◆ Task to carry out
Return all lines from the listing below in which the string "JSON" occurs.

:: Data for processing ::

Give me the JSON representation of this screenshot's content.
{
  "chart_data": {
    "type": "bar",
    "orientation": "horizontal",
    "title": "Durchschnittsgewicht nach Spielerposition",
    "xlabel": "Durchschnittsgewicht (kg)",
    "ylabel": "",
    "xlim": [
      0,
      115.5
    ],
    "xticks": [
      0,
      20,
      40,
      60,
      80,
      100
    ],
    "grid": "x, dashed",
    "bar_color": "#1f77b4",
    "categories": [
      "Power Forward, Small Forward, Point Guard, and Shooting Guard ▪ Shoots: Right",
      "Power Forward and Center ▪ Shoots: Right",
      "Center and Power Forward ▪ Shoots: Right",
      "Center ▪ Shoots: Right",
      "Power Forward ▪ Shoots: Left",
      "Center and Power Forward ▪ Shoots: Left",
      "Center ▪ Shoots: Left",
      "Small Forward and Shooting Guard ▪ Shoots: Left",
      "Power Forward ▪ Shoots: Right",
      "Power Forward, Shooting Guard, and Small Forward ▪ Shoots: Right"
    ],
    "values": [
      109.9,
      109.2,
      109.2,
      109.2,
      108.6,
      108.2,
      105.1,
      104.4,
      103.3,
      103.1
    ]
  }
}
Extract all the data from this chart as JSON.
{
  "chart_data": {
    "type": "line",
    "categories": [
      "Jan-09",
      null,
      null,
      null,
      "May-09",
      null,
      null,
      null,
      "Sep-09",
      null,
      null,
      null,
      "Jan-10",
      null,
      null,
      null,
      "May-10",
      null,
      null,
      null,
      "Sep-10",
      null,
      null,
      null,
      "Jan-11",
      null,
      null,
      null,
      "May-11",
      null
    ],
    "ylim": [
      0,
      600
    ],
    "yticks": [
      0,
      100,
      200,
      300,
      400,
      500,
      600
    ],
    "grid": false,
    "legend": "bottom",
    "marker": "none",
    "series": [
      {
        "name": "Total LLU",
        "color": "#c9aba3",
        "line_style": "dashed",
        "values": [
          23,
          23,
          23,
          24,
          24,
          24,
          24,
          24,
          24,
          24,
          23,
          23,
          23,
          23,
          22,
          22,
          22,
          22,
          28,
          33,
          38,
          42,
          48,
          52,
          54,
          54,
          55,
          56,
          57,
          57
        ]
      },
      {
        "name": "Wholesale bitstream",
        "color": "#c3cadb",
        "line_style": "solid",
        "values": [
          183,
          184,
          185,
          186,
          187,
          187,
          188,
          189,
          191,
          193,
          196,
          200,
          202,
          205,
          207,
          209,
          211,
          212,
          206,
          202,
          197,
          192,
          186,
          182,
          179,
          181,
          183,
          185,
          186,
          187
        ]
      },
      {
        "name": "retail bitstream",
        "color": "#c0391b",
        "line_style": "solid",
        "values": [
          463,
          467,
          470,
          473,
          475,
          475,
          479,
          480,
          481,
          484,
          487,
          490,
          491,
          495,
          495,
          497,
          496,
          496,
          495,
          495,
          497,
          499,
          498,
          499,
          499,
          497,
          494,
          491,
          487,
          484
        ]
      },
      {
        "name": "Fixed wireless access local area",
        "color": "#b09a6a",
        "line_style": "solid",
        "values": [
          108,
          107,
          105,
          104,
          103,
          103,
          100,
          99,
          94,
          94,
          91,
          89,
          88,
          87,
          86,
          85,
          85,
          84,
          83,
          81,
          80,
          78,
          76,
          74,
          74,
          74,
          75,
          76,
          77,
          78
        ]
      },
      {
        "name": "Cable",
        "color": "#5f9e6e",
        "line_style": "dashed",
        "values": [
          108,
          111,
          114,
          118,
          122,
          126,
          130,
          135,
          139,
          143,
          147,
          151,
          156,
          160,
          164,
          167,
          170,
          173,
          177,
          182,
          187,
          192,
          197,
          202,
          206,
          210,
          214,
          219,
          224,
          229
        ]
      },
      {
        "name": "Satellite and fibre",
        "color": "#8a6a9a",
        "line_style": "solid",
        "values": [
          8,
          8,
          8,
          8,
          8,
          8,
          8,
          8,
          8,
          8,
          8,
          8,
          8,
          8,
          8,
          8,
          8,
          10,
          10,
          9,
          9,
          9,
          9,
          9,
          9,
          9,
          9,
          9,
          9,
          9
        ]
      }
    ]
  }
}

:::

◆ Result of this task
Give me the JSON representation of this screenshot's content.
Extract all the data from this chart as JSON.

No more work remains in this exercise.